(Recorded data)
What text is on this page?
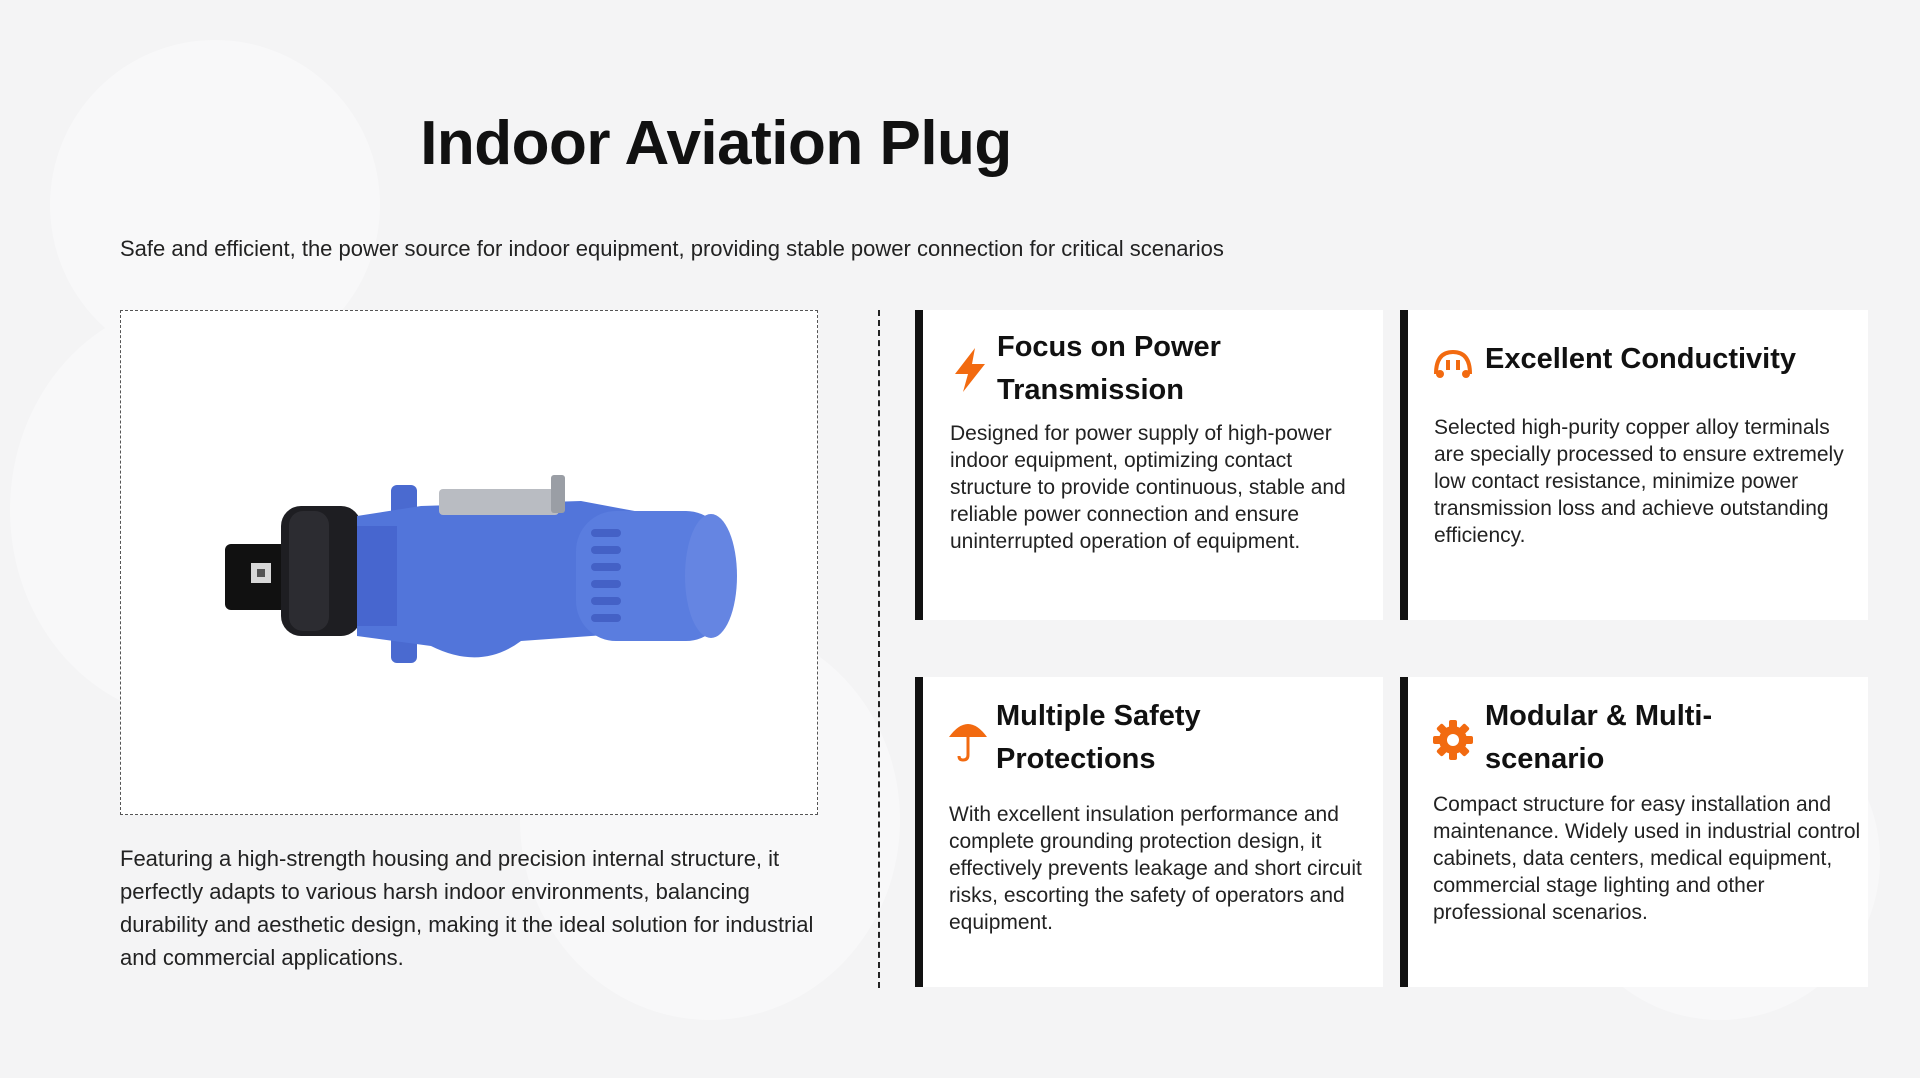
Indoor Aviation Plug
Safe and efficient, the power source for indoor equipment, providing stable power connection for critical scenarios
Featuring a high-strength housing and precision internal structure, it perfectly adapts to various harsh indoor environments, balancing durability and aesthetic design, making it the ideal solution for industrial and commercial applications.
Focus on Power Transmission
Designed for power supply of high-power indoor equipment, optimizing contact structure to provide continuous, stable and reliable power connection and ensure uninterrupted operation of equipment.
Excellent Conductivity
Selected high-purity copper alloy terminals are specially processed to ensure extremely low contact resistance, minimize power transmission loss and achieve outstanding efficiency.
Multiple Safety Protections
With excellent insulation performance and complete grounding protection design, it effectively prevents leakage and short circuit risks, escorting the safety of operators and equipment.
Modular & Multi-scenario
Compact structure for easy installation and maintenance. Widely used in industrial control cabinets, data centers, medical equipment, commercial stage lighting and other professional scenarios.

WHAT IS ASKED.
Copy the material above in full and exactly, skipping pictures.

TASK OUTPUT.
What text is on this page?
Indoor Aviation Plug
Safe and efficient, the power source for indoor equipment, providing stable power connection for critical scenarios
Featuring a high-strength housing and precision internal structure, it perfectly adapts to various harsh indoor environments, balancing durability and aesthetic design, making it the ideal solution for industrial and commercial applications.
Focus on Power Transmission
Designed for power supply of high-power indoor equipment, optimizing contact structure to provide continuous, stable and reliable power connection and ensure uninterrupted operation of equipment.
Excellent Conductivity
Selected high-purity copper alloy terminals are specially processed to ensure extremely low contact resistance, minimize power transmission loss and achieve outstanding efficiency.
Multiple Safety Protections
With excellent insulation performance and complete grounding protection design, it effectively prevents leakage and short circuit risks, escorting the safety of operators and equipment.
Modular & Multi-scenario
Compact structure for easy installation and maintenance. Widely used in industrial control cabinets, data centers, medical equipment, commercial stage lighting and other professional scenarios.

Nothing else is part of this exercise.